▶ _Available records_:
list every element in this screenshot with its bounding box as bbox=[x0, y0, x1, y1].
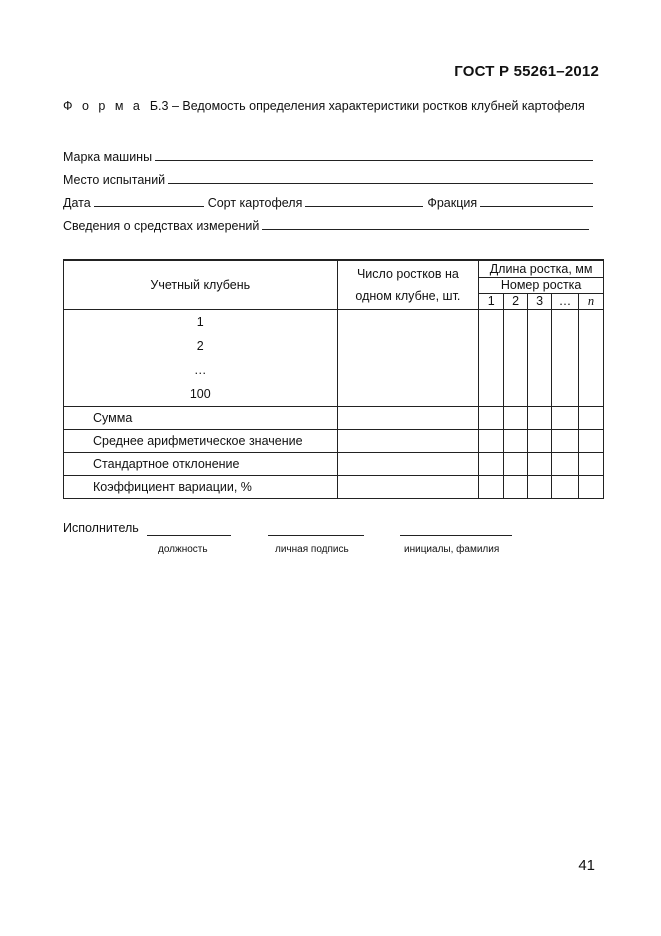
summary-row-sum bbox=[64, 406, 604, 429]
variety-label: Сорт картофеля bbox=[207, 196, 303, 210]
name-line[interactable] bbox=[400, 534, 512, 536]
signature-label: Исполнитель bbox=[63, 521, 139, 535]
page-number: 41 bbox=[578, 857, 595, 874]
machine-label: Марка машины bbox=[63, 150, 153, 164]
length-cell[interactable] bbox=[479, 309, 504, 406]
fraction-input-line[interactable] bbox=[480, 205, 593, 207]
sprout-table bbox=[63, 259, 604, 499]
length-cell[interactable] bbox=[504, 429, 528, 452]
count-cell[interactable] bbox=[337, 309, 479, 406]
header-tuber: Учетный клубень bbox=[64, 260, 338, 309]
length-cell[interactable] bbox=[479, 452, 504, 475]
tuber-rows bbox=[64, 309, 604, 406]
name-caption: инициалы, фамилия bbox=[404, 544, 500, 555]
count-cell[interactable] bbox=[337, 406, 479, 429]
document-header: ГОСТ Р 55261–2012 bbox=[454, 63, 599, 80]
length-cell[interactable] bbox=[528, 452, 552, 475]
signature-block bbox=[63, 521, 523, 561]
length-cell[interactable] bbox=[528, 309, 552, 406]
date-label: Дата bbox=[63, 196, 91, 210]
position-caption: должность bbox=[158, 544, 208, 555]
summary-label: Коэффициент вариации, % bbox=[64, 475, 338, 498]
summary-row-cv bbox=[64, 475, 604, 498]
length-cell[interactable] bbox=[504, 406, 528, 429]
header-sprout-count: Число ростков на одном клубне, шт. bbox=[337, 260, 479, 309]
tuber-row-100: 100 bbox=[189, 386, 211, 401]
personal-signature-line[interactable] bbox=[268, 534, 364, 536]
header-sprout-number: Номер ростка bbox=[479, 277, 604, 293]
instruments-label: Сведения о средствах измерений bbox=[63, 219, 260, 233]
length-cell[interactable] bbox=[552, 429, 579, 452]
summary-row-stddev bbox=[64, 452, 604, 475]
header-sprout-length: Длина ростка, мм bbox=[479, 260, 604, 277]
count-cell[interactable] bbox=[337, 429, 479, 452]
length-cell[interactable] bbox=[552, 452, 579, 475]
tuber-row-ellipsis: … bbox=[194, 362, 207, 377]
tuber-row-1: 1 bbox=[196, 314, 204, 329]
count-cell[interactable] bbox=[337, 475, 479, 498]
form-title-text: – Ведомость определения характеристики ростков клубней картофеля bbox=[171, 99, 585, 113]
header-sprout-n: n bbox=[579, 293, 604, 309]
position-line[interactable] bbox=[147, 534, 231, 536]
date-input-line[interactable] bbox=[94, 205, 204, 207]
tuber-list-cell bbox=[64, 309, 338, 406]
header-sprout-ellipsis: … bbox=[552, 293, 579, 309]
length-cell[interactable] bbox=[479, 475, 504, 498]
length-cell[interactable] bbox=[579, 406, 604, 429]
length-cell[interactable] bbox=[504, 452, 528, 475]
signature-caption: личная подпись bbox=[275, 544, 349, 555]
length-cell[interactable] bbox=[552, 406, 579, 429]
test-place-label: Место испытаний bbox=[63, 173, 166, 187]
tuber-row-2: 2 bbox=[196, 338, 204, 353]
machine-input-line[interactable] bbox=[155, 159, 593, 161]
length-cell[interactable] bbox=[579, 309, 604, 406]
length-cell[interactable] bbox=[479, 406, 504, 429]
length-cell[interactable] bbox=[528, 475, 552, 498]
instruments-field bbox=[63, 215, 589, 233]
form-title-number: Б.3 bbox=[149, 99, 169, 113]
count-cell[interactable] bbox=[337, 452, 479, 475]
form-title-prefix: Ф о р м а bbox=[63, 99, 143, 113]
test-place-input-line[interactable] bbox=[168, 182, 593, 184]
length-cell[interactable] bbox=[579, 475, 604, 498]
machine-field bbox=[63, 146, 593, 164]
length-cell[interactable] bbox=[579, 429, 604, 452]
header-sprout-3: 3 bbox=[528, 293, 552, 309]
variety-input-line[interactable] bbox=[305, 205, 423, 207]
summary-row-mean bbox=[64, 429, 604, 452]
length-cell[interactable] bbox=[528, 429, 552, 452]
length-cell[interactable] bbox=[479, 429, 504, 452]
summary-label: Стандартное отклонение bbox=[64, 452, 338, 475]
fraction-label: Фракция bbox=[427, 196, 478, 210]
form-title bbox=[63, 99, 585, 113]
header-sprout-2: 2 bbox=[504, 293, 528, 309]
length-cell[interactable] bbox=[504, 309, 528, 406]
summary-label: Сумма bbox=[64, 406, 338, 429]
length-cell[interactable] bbox=[552, 475, 579, 498]
length-cell[interactable] bbox=[528, 406, 552, 429]
summary-label: Среднее арифметическое значение bbox=[64, 429, 338, 452]
length-cell[interactable] bbox=[552, 309, 579, 406]
date-variety-fraction-field bbox=[63, 192, 593, 210]
test-place-field bbox=[63, 169, 593, 187]
length-cell[interactable] bbox=[504, 475, 528, 498]
instruments-input-line[interactable] bbox=[262, 228, 589, 230]
length-cell[interactable] bbox=[579, 452, 604, 475]
header-sprout-1: 1 bbox=[479, 293, 504, 309]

▶ _Challenge_: Copy out each line above that contains the string "картофеля". Letter case counts.

▶ _Exercise response_:
variety-label: Сорт картофеля bbox=[207, 196, 303, 210]
form-title-text: – Ведомость определения характеристики ростков клубней картофеля bbox=[171, 99, 585, 113]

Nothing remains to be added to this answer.